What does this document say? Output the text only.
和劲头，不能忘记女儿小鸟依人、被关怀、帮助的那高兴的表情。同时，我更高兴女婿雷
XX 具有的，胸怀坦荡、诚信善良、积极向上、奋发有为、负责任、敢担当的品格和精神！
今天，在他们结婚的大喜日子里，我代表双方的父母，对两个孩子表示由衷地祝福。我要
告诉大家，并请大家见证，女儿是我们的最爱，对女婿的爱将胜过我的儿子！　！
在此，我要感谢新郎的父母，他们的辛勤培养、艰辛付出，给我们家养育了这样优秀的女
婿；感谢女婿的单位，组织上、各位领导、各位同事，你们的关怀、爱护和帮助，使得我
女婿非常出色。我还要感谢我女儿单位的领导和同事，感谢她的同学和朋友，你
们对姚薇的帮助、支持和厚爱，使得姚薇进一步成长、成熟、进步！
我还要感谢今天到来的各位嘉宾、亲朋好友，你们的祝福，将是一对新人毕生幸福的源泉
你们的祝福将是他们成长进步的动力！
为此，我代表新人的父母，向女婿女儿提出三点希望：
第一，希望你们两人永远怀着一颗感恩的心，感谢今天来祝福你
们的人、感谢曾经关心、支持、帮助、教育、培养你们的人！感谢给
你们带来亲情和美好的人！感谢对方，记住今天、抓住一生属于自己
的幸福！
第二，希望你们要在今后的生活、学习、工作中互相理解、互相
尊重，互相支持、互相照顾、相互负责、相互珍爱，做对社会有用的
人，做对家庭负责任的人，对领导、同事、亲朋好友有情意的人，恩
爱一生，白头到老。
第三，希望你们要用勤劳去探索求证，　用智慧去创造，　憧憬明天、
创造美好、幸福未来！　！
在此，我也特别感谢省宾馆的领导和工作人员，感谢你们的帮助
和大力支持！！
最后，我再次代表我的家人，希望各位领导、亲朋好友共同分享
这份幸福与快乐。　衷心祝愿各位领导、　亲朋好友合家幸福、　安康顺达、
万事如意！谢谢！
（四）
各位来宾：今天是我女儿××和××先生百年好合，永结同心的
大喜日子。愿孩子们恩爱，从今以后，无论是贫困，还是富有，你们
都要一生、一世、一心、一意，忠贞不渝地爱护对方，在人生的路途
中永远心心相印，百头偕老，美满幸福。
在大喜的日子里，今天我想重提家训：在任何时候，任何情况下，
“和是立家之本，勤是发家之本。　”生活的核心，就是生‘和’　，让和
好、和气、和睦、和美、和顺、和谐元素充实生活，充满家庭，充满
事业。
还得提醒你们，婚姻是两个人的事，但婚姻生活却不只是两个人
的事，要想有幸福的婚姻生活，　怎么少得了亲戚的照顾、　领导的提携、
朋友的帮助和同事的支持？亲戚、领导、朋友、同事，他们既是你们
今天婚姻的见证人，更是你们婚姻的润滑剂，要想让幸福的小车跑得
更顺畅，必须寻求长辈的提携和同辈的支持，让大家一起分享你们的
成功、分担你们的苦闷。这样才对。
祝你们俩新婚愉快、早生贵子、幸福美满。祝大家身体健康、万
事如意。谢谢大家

****

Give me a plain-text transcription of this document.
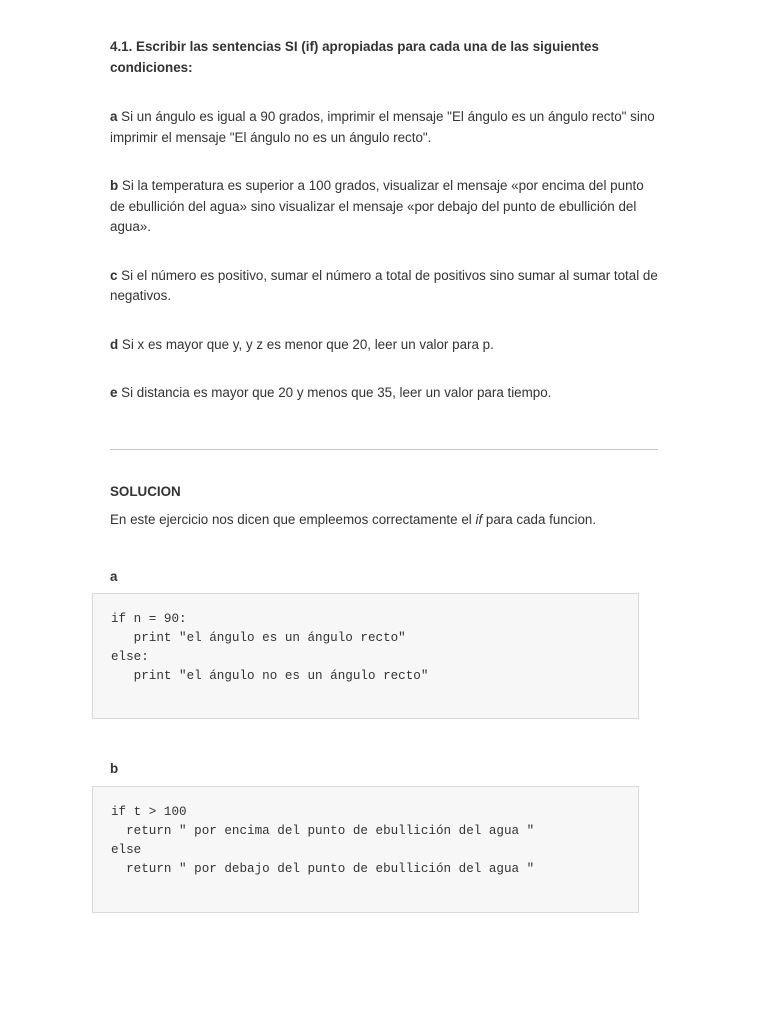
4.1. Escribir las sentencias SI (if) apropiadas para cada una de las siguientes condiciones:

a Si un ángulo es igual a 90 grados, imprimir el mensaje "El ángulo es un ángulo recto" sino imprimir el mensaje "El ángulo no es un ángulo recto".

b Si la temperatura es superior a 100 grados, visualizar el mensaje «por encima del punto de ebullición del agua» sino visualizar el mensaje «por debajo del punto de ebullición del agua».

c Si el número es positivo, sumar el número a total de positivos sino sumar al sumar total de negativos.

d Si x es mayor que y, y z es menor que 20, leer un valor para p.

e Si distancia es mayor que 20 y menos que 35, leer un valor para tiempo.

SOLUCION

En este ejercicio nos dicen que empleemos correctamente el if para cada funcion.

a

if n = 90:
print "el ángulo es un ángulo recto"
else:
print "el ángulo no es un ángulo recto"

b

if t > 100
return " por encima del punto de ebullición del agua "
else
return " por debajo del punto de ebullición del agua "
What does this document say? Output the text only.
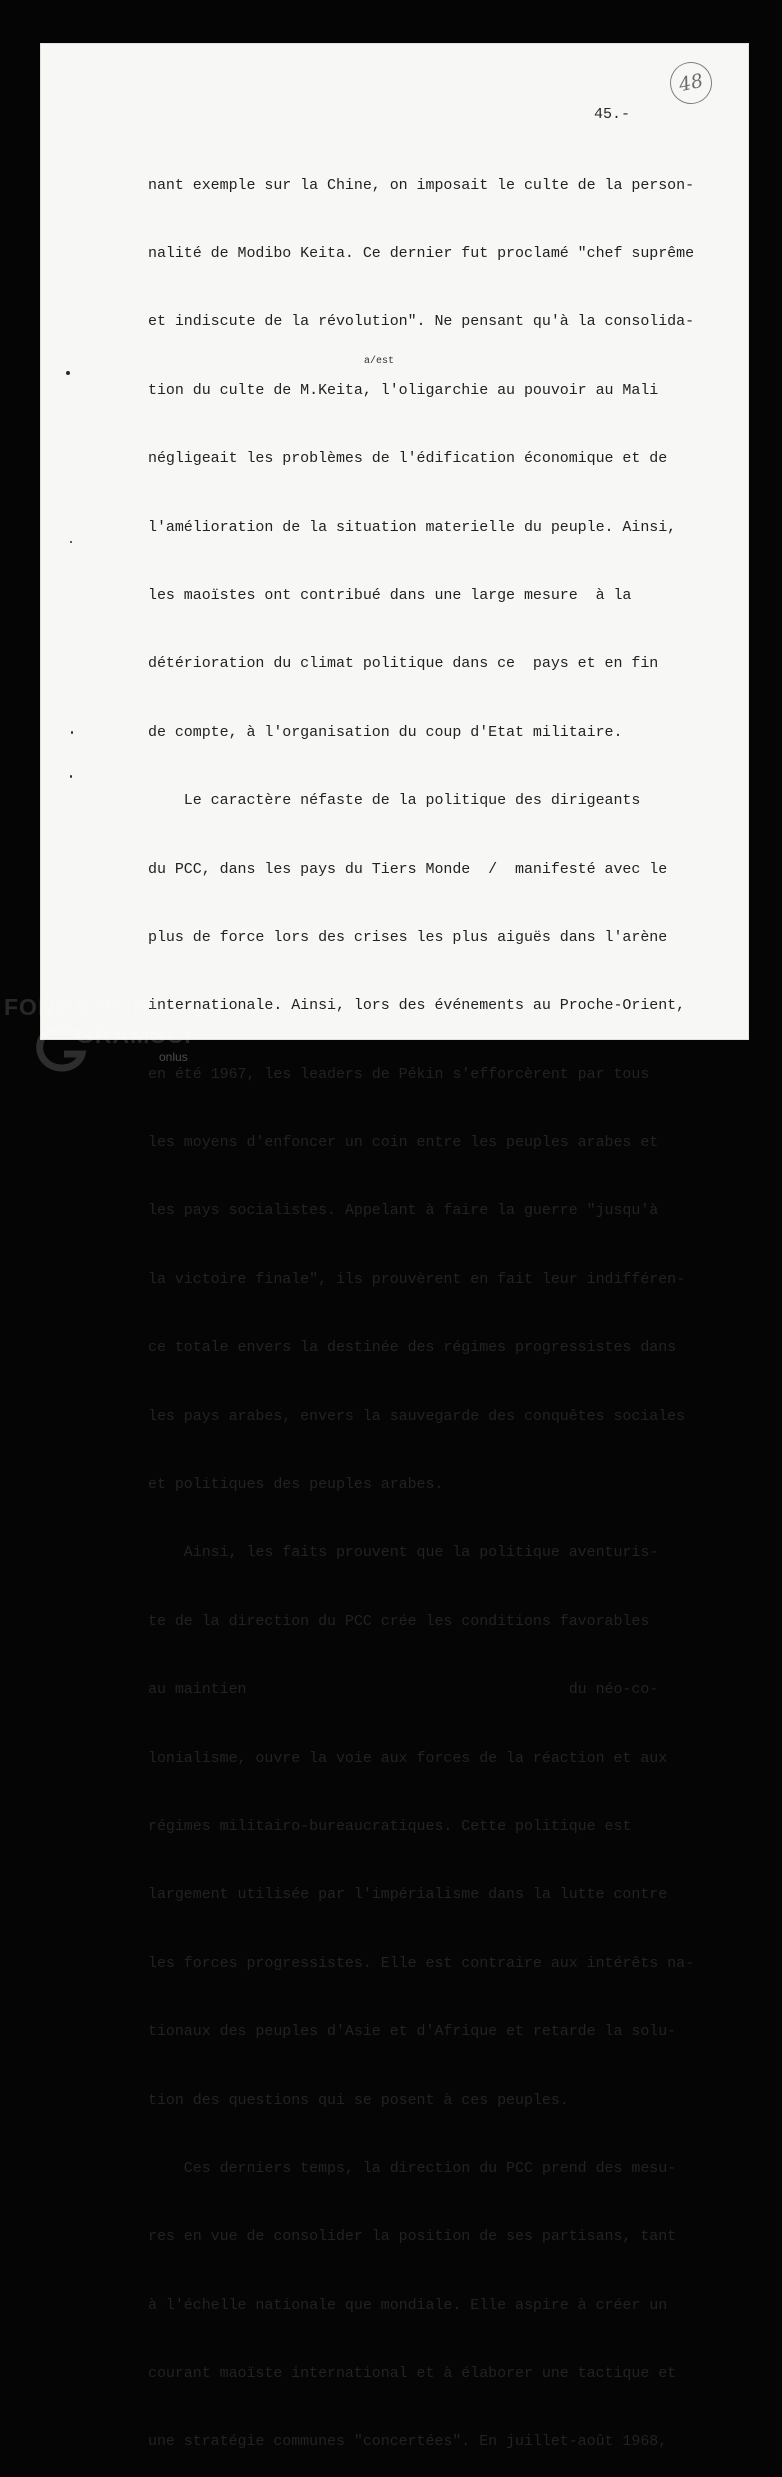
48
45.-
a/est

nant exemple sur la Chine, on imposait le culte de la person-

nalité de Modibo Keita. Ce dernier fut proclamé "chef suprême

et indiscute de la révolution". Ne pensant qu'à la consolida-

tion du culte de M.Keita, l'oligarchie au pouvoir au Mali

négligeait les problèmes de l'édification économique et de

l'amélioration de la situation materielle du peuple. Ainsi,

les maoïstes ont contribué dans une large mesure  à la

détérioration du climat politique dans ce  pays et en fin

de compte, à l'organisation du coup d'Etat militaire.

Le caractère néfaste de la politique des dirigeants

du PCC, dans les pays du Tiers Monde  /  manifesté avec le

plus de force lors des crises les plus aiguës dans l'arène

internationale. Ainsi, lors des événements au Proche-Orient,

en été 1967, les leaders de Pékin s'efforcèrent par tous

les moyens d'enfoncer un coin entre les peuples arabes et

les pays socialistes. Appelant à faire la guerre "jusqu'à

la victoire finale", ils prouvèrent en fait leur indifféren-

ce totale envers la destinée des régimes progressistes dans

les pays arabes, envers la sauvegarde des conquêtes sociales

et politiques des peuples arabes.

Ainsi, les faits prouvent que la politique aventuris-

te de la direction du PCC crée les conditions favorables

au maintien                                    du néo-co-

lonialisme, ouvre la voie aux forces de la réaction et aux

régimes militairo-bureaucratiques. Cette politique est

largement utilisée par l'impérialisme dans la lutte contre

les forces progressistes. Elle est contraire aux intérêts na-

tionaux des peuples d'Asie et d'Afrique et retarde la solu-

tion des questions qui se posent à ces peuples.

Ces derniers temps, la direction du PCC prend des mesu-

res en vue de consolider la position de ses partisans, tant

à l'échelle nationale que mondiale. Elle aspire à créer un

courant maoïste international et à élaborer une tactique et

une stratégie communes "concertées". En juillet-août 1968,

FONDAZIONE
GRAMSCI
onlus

****

§ **Written request**
Pick out each line containing the string "valor" and copy it.

§ **Completed task**
d Si x es mayor que y, y z es menor que 20, leer un valor para p.
e Si distancia es mayor que 20 y menos que 35, leer un valor para tiempo.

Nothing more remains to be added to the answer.